THE EXERCISE.
Check each line of the entries below for the string "chicas"; copy every line where it appears.

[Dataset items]

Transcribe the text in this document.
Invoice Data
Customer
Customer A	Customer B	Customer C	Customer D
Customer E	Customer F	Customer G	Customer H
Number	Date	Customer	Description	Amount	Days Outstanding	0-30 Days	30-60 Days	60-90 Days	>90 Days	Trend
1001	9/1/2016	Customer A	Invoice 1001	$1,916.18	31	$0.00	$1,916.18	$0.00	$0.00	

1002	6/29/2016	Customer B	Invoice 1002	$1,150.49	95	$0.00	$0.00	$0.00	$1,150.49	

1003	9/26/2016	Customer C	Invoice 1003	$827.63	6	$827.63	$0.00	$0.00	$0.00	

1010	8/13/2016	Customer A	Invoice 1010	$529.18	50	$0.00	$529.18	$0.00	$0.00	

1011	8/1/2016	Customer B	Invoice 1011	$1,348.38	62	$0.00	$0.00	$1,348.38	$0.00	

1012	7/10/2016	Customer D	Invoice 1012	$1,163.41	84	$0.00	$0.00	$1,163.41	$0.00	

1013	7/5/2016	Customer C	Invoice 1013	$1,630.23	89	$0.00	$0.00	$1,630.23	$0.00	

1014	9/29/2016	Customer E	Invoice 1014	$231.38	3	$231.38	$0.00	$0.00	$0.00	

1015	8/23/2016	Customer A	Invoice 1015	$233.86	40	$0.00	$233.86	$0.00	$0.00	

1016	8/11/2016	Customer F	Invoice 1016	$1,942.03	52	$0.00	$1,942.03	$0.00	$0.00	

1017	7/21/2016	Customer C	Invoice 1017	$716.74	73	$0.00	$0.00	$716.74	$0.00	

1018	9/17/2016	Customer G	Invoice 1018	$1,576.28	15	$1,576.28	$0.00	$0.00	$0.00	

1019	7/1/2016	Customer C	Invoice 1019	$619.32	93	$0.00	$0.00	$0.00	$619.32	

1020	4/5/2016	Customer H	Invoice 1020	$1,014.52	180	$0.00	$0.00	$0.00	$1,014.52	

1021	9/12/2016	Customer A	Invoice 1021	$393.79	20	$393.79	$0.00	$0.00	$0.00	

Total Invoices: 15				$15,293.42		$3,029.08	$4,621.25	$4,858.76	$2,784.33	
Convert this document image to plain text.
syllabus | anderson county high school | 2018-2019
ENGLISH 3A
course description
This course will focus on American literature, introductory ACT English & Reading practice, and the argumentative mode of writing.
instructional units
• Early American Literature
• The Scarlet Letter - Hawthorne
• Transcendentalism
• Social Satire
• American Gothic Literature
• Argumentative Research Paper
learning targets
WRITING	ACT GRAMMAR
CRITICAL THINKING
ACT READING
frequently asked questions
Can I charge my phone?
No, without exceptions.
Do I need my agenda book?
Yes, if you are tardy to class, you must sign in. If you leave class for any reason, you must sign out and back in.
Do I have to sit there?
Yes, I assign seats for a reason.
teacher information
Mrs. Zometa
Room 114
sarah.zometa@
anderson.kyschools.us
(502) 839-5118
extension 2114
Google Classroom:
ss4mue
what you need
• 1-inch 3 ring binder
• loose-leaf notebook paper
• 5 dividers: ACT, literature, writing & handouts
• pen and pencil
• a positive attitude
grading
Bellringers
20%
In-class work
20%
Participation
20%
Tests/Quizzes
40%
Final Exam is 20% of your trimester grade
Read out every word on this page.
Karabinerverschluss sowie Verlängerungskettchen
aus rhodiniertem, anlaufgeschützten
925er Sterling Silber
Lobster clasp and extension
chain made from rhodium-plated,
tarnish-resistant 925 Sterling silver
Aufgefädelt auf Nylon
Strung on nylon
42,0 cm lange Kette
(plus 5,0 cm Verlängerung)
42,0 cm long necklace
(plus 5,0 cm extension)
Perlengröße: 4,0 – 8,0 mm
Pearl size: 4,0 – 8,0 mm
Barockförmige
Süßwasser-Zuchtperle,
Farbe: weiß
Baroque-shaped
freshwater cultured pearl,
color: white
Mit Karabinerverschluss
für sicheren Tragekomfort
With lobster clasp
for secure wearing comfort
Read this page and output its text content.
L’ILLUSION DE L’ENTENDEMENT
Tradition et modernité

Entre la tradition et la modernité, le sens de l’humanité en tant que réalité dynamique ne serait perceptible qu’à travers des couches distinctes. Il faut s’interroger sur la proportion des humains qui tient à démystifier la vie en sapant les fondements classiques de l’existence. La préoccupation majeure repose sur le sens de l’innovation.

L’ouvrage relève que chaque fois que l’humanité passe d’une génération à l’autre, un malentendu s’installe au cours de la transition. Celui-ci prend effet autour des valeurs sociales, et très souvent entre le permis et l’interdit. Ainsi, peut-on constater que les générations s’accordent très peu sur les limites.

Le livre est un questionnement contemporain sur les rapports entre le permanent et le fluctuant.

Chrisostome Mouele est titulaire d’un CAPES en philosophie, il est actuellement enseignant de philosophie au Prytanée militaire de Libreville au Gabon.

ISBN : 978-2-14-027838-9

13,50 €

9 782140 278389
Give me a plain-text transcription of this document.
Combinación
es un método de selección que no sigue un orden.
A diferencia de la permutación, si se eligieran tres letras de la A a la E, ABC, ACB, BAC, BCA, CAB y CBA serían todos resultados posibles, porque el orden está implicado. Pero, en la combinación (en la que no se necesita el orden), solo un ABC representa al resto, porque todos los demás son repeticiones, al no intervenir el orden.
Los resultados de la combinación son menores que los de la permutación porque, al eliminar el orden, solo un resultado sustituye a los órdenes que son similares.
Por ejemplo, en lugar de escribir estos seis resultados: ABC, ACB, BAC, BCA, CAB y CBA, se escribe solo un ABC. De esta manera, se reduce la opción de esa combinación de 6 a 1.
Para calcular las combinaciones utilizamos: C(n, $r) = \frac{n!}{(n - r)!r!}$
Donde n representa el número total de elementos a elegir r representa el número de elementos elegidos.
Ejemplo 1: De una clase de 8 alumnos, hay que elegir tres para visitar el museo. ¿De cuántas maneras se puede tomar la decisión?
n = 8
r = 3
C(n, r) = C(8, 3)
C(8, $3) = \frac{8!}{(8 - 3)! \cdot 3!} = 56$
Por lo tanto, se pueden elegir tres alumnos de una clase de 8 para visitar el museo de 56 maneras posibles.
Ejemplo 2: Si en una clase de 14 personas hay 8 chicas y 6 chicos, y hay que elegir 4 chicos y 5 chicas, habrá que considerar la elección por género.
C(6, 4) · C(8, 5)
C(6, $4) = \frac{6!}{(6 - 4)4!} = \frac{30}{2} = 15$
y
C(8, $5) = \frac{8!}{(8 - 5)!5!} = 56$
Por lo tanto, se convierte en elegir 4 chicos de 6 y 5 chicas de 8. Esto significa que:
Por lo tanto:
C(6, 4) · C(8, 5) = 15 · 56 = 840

TASK RESULT.
Ejemplo 2: Si en una clase de 14 personas hay 8 chicas y 6 chicos, y hay que elegir 4 chicos y 5 chicas, habrá que considerar la elección por género.
Por lo tanto, se convierte en elegir 4 chicos de 6 y 5 chicas de 8. Esto significa que:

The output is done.